▶ [TASK DIRECTIONS]:
Give a verbatim copy of the lines below, minus the pictures.

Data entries
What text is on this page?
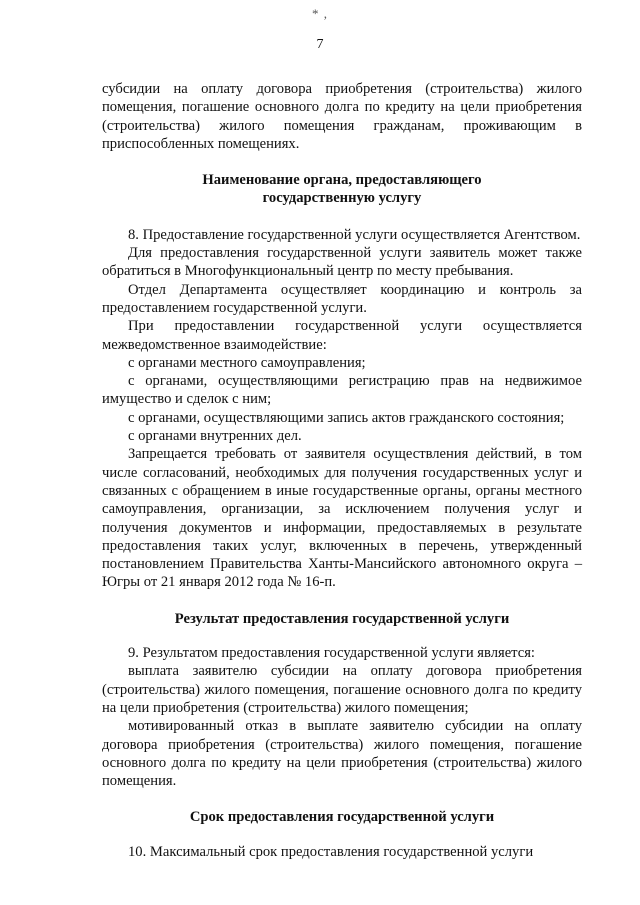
* ,
7

субсидии на оплату договора приобретения (строительства) жилого помещения, погашение основного долга по кредиту на цели приобретения (строительства) жилого помещения гражданам, проживающим в приспособленных помещениях.

Наименование органа, предоставляющего
государственную услугу

8. Предоставление государственной услуги осуществляется Агентством.

Для предоставления государственной услуги заявитель может также обратиться в Многофункциональный центр по месту пребывания.

Отдел Департамента осуществляет координацию и контроль за предоставлением государственной услуги.

При предоставлении государственной услуги осуществляется межведомственное взаимодействие:

с органами местного самоуправления;

с органами, осуществляющими регистрацию прав на недвижимое имущество и сделок с ним;

с органами, осуществляющими запись актов гражданского состояния;

с органами внутренних дел.

Запрещается требовать от заявителя осуществления действий, в том числе согласований, необходимых для получения государственных услуг и связанных с обращением в иные государственные органы, органы местного самоуправления, организации, за исключением получения услуг и получения документов и информации, предоставляемых в результате предоставления таких услуг, включенных в перечень, утвержденный постановлением Правительства Ханты-Мансийского автономного округа – Югры от 21 января 2012 года № 16-п.

Результат предоставления государственной услуги

9. Результатом предоставления государственной услуги является:

выплата заявителю субсидии на оплату договора приобретения (строительства) жилого помещения, погашение основного долга по кредиту на цели приобретения (строительства) жилого помещения;

мотивированный отказ в выплате заявителю субсидии на оплату договора приобретения (строительства) жилого помещения, погашение основного долга по кредиту на цели приобретения (строительства) жилого помещения.

Срок предоставления государственной услуги

10. Максимальный срок предоставления государственной услуги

▶ [RIGHT ANSWER]:
What text is on this page?
* ,
7

субсидии на оплату договора приобретения (строительства) жилого помещения, погашение основного долга по кредиту на цели приобретения (строительства) жилого помещения гражданам, проживающим в приспособленных помещениях.

Наименование органа, предоставляющего
государственную услугу

8. Предоставление государственной услуги осуществляется Агентством.

Для предоставления государственной услуги заявитель может также обратиться в Многофункциональный центр по месту пребывания.

Отдел Департамента осуществляет координацию и контроль за предоставлением государственной услуги.

При предоставлении государственной услуги осуществляется межведомственное взаимодействие:

с органами местного самоуправления;

с органами, осуществляющими регистрацию прав на недвижимое имущество и сделок с ним;

с органами, осуществляющими запись актов гражданского состояния;

с органами внутренних дел.

Запрещается требовать от заявителя осуществления действий, в том числе согласований, необходимых для получения государственных услуг и связанных с обращением в иные государственные органы, органы местного самоуправления, организации, за исключением получения услуг и получения документов и информации, предоставляемых в результате предоставления таких услуг, включенных в перечень, утвержденный постановлением Правительства Ханты-Мансийского автономного округа – Югры от 21 января 2012 года № 16-п.

Результат предоставления государственной услуги

9. Результатом предоставления государственной услуги является:

выплата заявителю субсидии на оплату договора приобретения (строительства) жилого помещения, погашение основного долга по кредиту на цели приобретения (строительства) жилого помещения;

мотивированный отказ в выплате заявителю субсидии на оплату договора приобретения (строительства) жилого помещения, погашение основного долга по кредиту на цели приобретения (строительства) жилого помещения.

Срок предоставления государственной услуги

10. Максимальный срок предоставления государственной услуги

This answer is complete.